- [What to work on] Your task is to repeat all of the data exactly while excluding the pictures.

- [Material supplied]
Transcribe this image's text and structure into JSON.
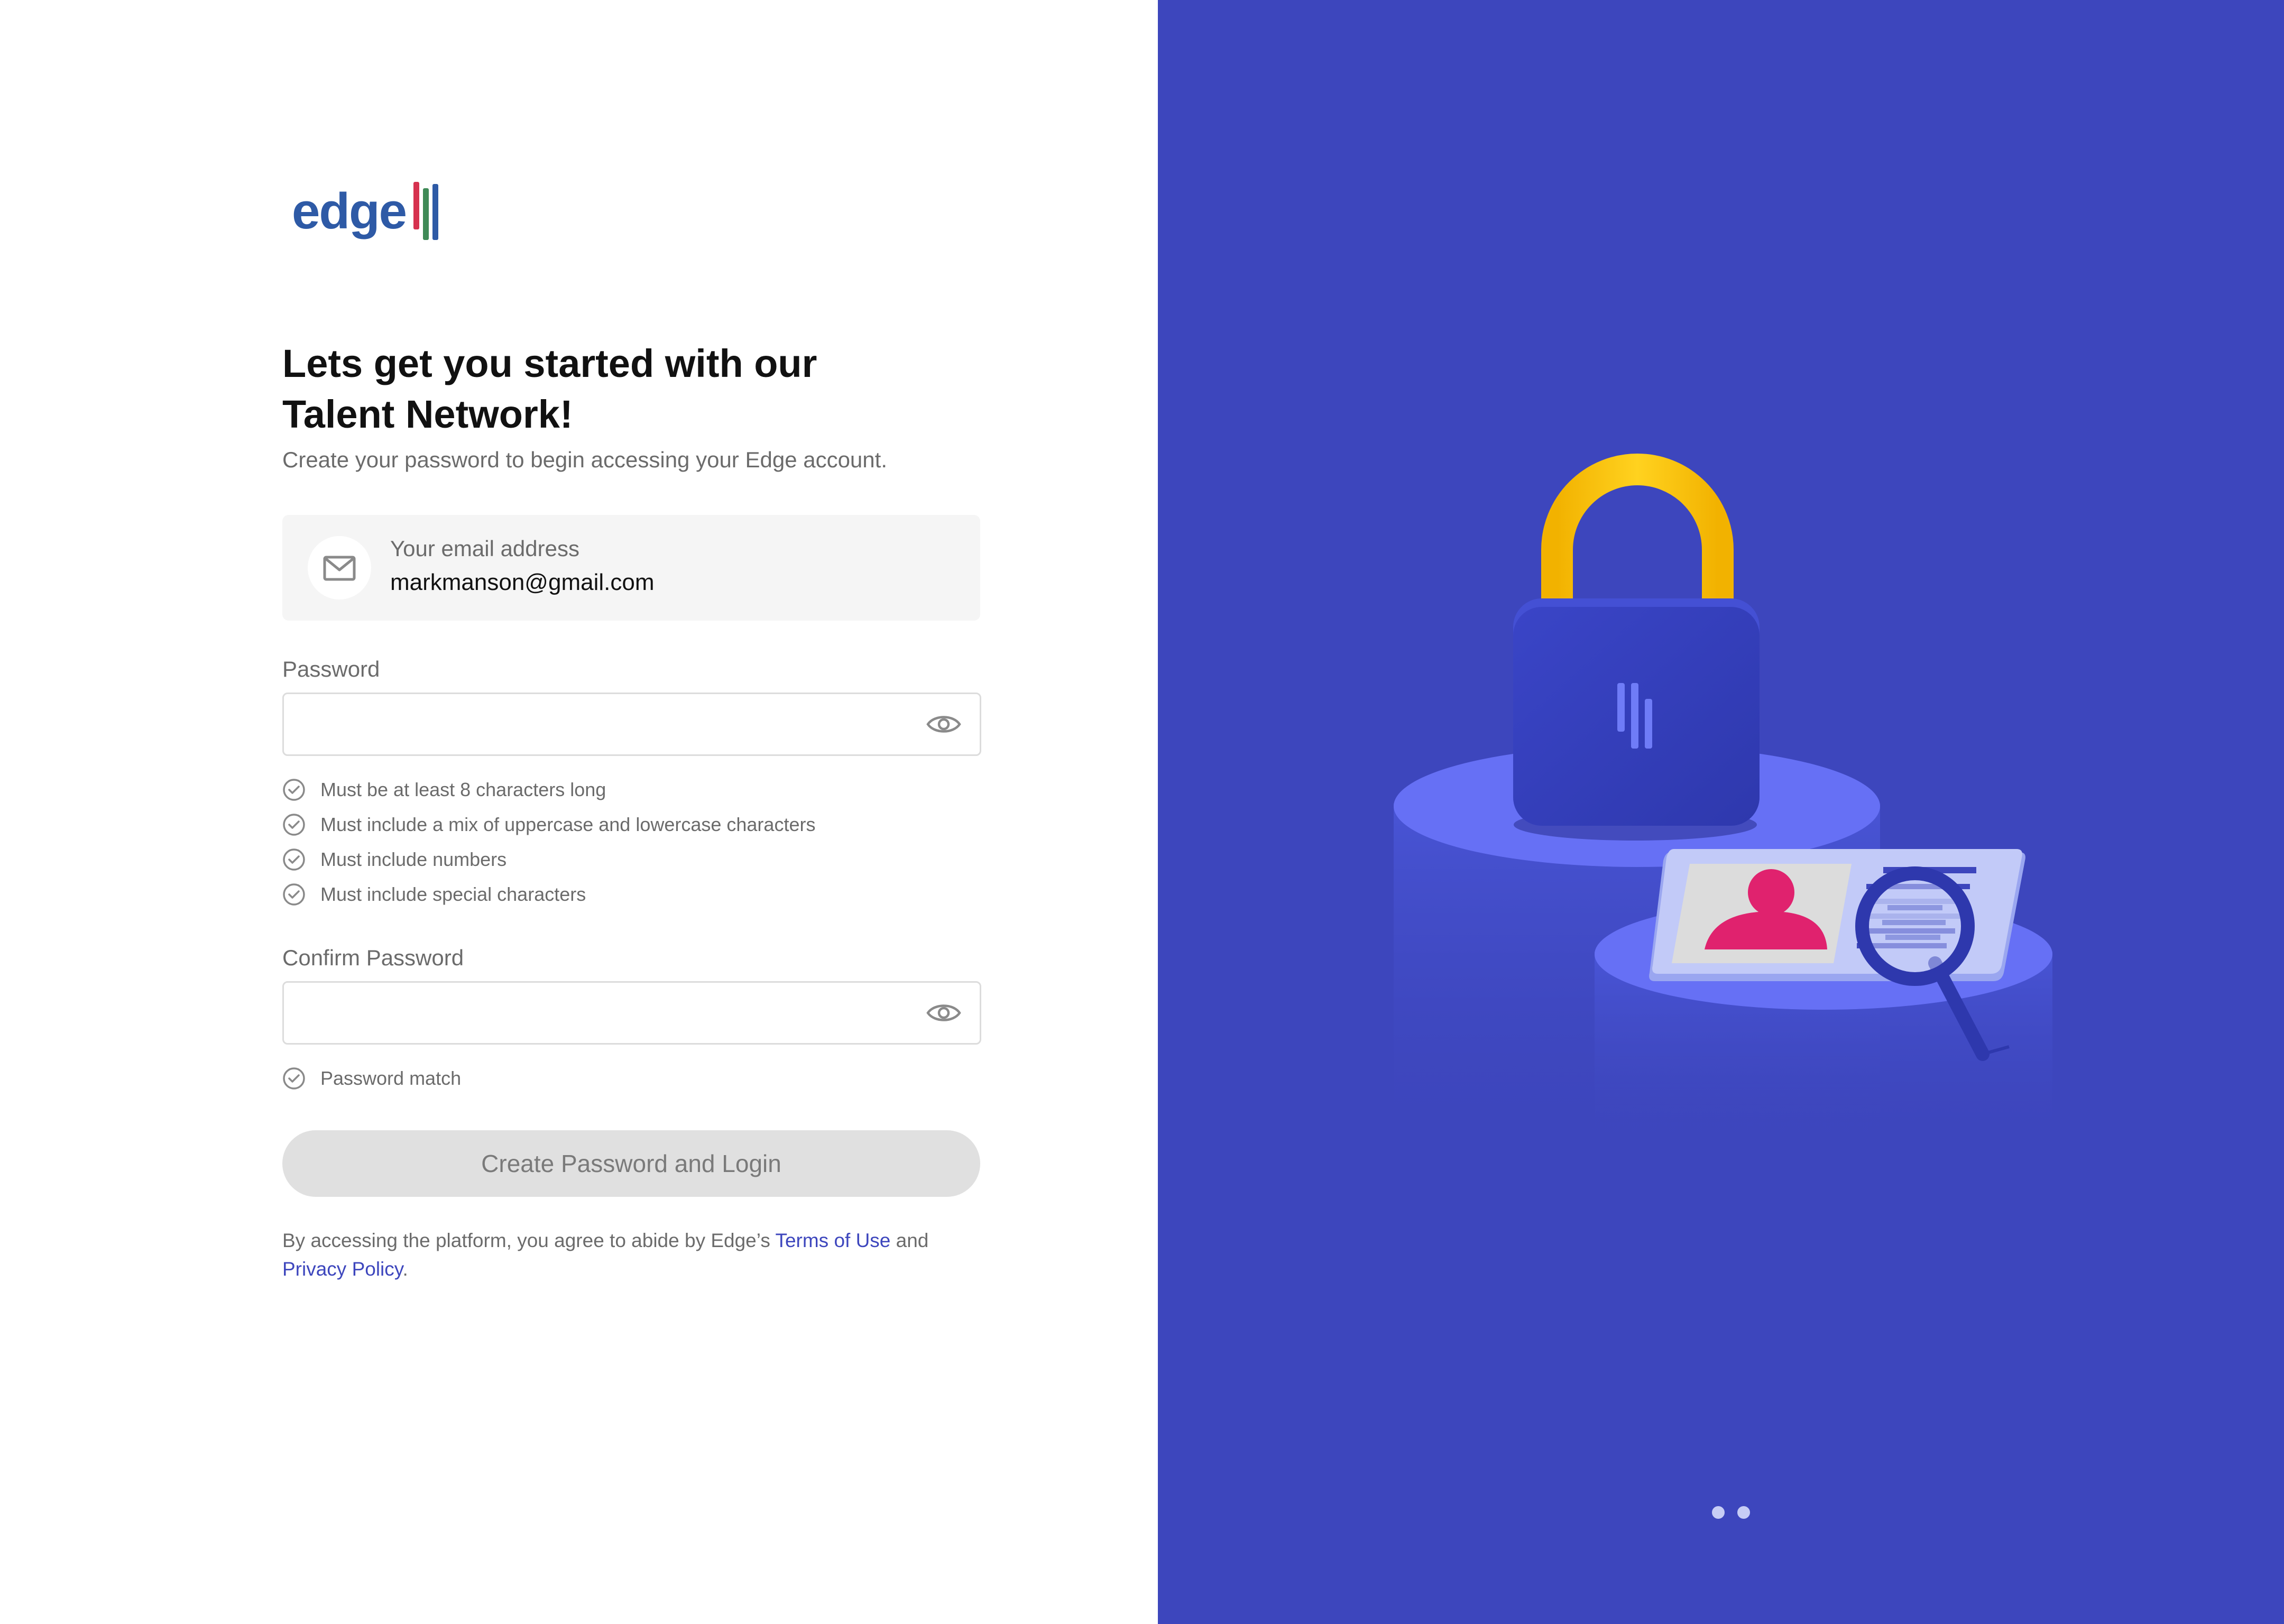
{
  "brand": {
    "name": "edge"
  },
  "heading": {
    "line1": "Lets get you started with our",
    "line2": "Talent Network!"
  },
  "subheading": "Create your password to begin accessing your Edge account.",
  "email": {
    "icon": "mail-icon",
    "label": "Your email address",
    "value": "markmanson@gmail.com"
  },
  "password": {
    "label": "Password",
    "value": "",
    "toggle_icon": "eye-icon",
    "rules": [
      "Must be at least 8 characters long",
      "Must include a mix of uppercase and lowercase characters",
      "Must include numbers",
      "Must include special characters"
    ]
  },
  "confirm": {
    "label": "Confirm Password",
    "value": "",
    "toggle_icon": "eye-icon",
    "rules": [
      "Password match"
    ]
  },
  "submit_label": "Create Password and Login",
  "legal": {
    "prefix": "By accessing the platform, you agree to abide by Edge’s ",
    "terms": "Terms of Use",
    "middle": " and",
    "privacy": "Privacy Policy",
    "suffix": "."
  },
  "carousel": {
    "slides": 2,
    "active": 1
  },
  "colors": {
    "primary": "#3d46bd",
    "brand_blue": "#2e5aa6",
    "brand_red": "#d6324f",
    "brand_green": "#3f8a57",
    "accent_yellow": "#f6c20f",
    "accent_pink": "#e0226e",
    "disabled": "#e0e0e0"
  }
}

- [Response below]
Transcribe this image's text and structure into JSON.
{
  "brand": {
    "name": "edge"
  },
  "heading": {
    "line1": "Lets get you started with our",
    "line2": "Talent Network!"
  },
  "subheading": "Create your password to begin accessing your Edge account.",
  "email": {
    "icon": "mail-icon",
    "label": "Your email address",
    "value": "markmanson@gmail.com"
  },
  "password": {
    "label": "Password",
    "value": "",
    "toggle_icon": "eye-icon",
    "rules": [
      "Must be at least 8 characters long",
      "Must include a mix of uppercase and lowercase characters",
      "Must include numbers",
      "Must include special characters"
    ]
  },
  "confirm": {
    "label": "Confirm Password",
    "value": "",
    "toggle_icon": "eye-icon",
    "rules": [
      "Password match"
    ]
  },
  "submit_label": "Create Password and Login",
  "legal": {
    "prefix": "By accessing the platform, you agree to abide by Edge’s ",
    "terms": "Terms of Use",
    "middle": " and",
    "privacy": "Privacy Policy",
    "suffix": "."
  },
  "carousel": {
    "slides": 2,
    "active": 1
  },
  "colors": {
    "primary": "#3d46bd",
    "brand_blue": "#2e5aa6",
    "brand_red": "#d6324f",
    "brand_green": "#3f8a57",
    "accent_yellow": "#f6c20f",
    "accent_pink": "#e0226e",
    "disabled": "#e0e0e0"
  }
}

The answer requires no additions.